What to work on: Collect every line that includes the string "století".

Data entries:

↓↓↓

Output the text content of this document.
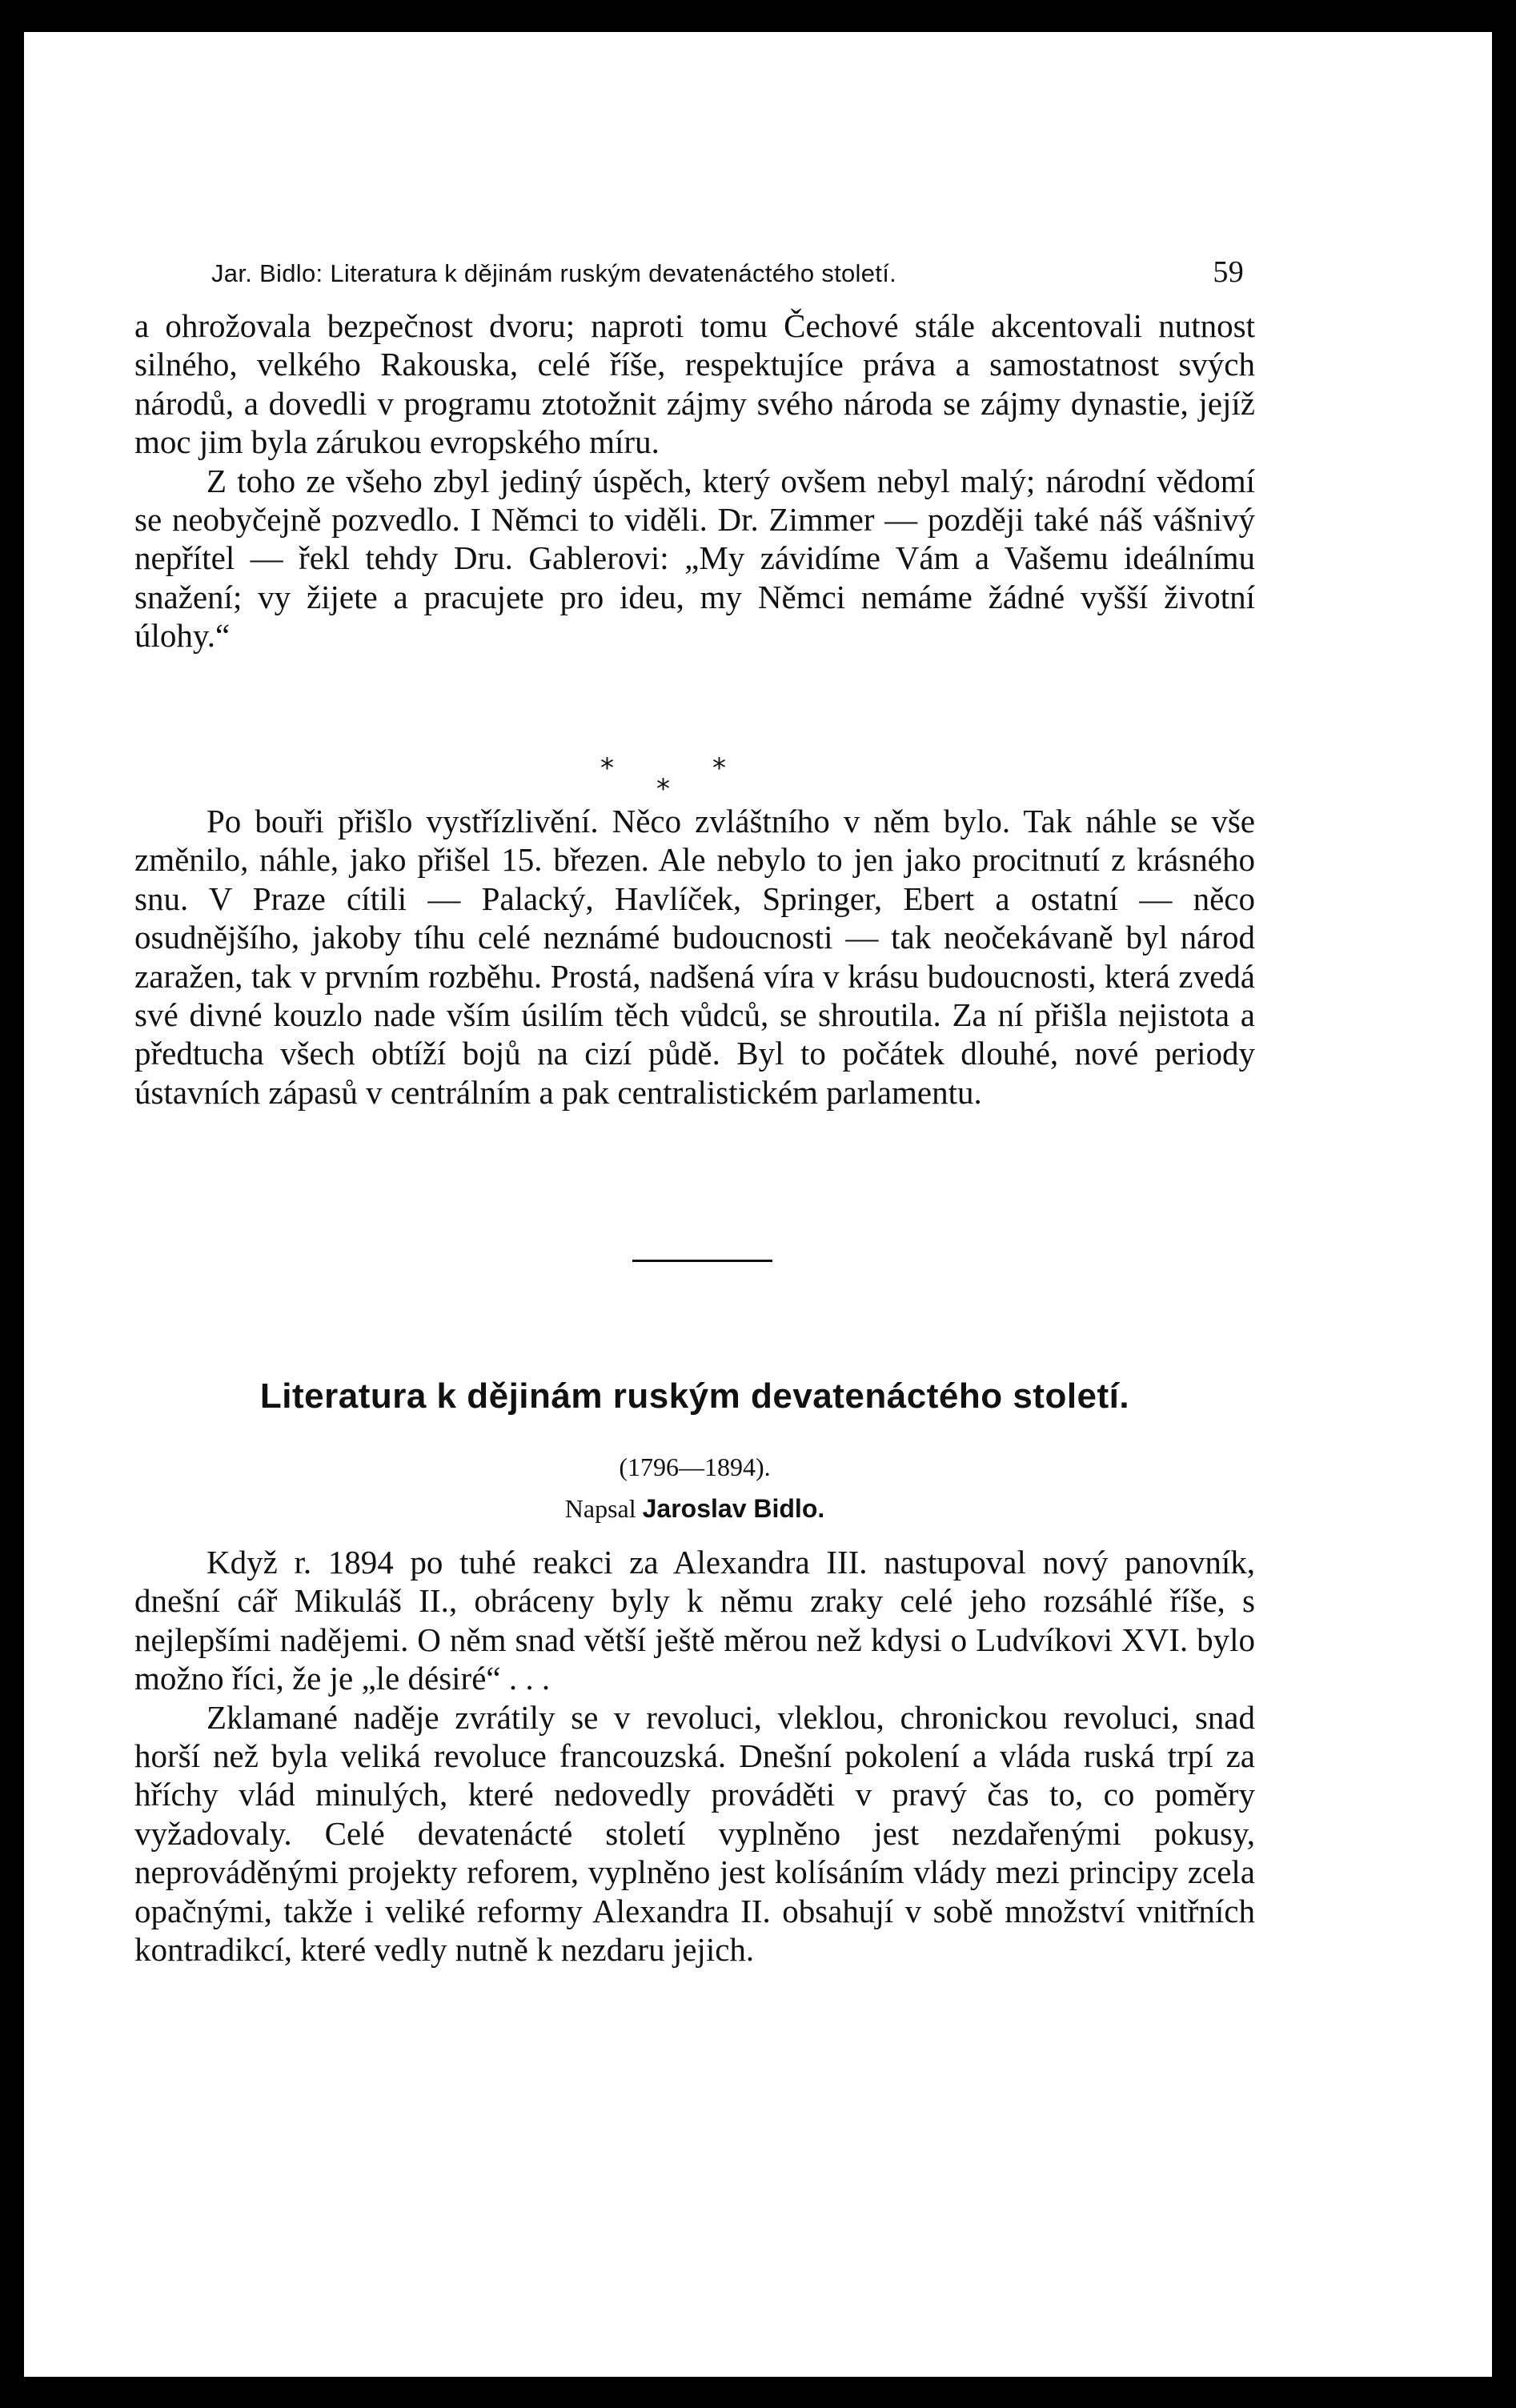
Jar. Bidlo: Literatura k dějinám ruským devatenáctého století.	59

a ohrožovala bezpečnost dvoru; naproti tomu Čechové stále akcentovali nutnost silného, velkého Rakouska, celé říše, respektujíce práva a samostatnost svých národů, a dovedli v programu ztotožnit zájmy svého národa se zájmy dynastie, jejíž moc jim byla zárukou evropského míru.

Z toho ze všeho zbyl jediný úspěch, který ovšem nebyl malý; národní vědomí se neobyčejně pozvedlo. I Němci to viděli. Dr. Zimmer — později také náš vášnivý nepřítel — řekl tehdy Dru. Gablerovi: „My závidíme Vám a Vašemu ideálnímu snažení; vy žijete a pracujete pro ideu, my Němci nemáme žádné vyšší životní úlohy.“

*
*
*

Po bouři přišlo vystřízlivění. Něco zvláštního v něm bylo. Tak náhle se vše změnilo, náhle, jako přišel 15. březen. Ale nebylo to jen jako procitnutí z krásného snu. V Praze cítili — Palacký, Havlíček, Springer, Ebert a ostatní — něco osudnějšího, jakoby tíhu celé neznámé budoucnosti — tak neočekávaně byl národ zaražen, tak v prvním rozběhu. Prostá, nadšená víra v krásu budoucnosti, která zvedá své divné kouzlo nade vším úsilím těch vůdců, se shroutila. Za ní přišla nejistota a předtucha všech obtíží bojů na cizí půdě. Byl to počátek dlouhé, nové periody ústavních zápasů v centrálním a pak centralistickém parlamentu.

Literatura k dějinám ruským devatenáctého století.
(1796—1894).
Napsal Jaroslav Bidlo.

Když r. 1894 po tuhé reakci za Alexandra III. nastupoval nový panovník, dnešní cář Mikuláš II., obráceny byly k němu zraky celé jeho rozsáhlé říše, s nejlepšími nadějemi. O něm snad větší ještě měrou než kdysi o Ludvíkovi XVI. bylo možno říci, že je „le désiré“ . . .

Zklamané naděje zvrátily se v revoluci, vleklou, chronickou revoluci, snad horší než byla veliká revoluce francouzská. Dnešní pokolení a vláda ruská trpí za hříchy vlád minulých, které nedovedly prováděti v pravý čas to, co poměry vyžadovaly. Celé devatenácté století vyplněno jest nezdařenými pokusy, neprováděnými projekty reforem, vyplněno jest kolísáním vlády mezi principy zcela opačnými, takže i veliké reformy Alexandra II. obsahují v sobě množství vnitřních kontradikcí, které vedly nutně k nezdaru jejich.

↑↑↑

Correct result:
Jar. Bidlo: Literatura k dějinám ruským devatenáctého století.	59
Literatura k dějinám ruským devatenáctého století.
Zklamané naděje zvrátily se v revoluci, vleklou, chronickou revoluci, snad horší než byla veliká revoluce francouzská. Dnešní pokolení a vláda ruská trpí za hříchy vlád minulých, které nedovedly prováděti v pravý čas to, co poměry vyžadovaly. Celé devatenácté století vyplněno jest nezdařenými pokusy, neprováděnými projekty reforem, vyplněno jest kolísáním vlády mezi principy zcela opačnými, takže i veliké reformy Alexandra II. obsahují v sobě množství vnitřních kontradikcí, které vedly nutně k nezdaru jejich.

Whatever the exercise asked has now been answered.